### [Task description]
Single out the lines of the material that contain "title" and copy them.

[start]

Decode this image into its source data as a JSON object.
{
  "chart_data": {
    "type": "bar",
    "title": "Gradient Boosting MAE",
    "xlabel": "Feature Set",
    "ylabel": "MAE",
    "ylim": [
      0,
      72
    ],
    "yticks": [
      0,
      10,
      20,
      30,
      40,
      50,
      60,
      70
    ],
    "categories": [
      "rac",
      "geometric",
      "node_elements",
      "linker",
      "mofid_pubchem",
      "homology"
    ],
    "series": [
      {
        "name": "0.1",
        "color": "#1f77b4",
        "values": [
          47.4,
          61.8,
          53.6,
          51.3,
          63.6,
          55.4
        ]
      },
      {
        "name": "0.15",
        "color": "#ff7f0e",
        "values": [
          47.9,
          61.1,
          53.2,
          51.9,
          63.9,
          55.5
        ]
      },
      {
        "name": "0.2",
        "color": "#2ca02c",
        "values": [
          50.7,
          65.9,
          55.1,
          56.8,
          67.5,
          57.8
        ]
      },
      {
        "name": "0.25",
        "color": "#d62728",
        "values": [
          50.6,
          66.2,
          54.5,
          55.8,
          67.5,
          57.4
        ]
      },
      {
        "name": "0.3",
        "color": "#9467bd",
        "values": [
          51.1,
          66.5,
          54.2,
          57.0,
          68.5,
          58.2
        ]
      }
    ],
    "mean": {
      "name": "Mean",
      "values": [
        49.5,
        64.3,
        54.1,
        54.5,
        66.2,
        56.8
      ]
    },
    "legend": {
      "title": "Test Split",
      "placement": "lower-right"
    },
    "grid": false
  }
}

[end]

### [Completed task]
    "title": "Gradient Boosting MAE",
      "title": "Test Split",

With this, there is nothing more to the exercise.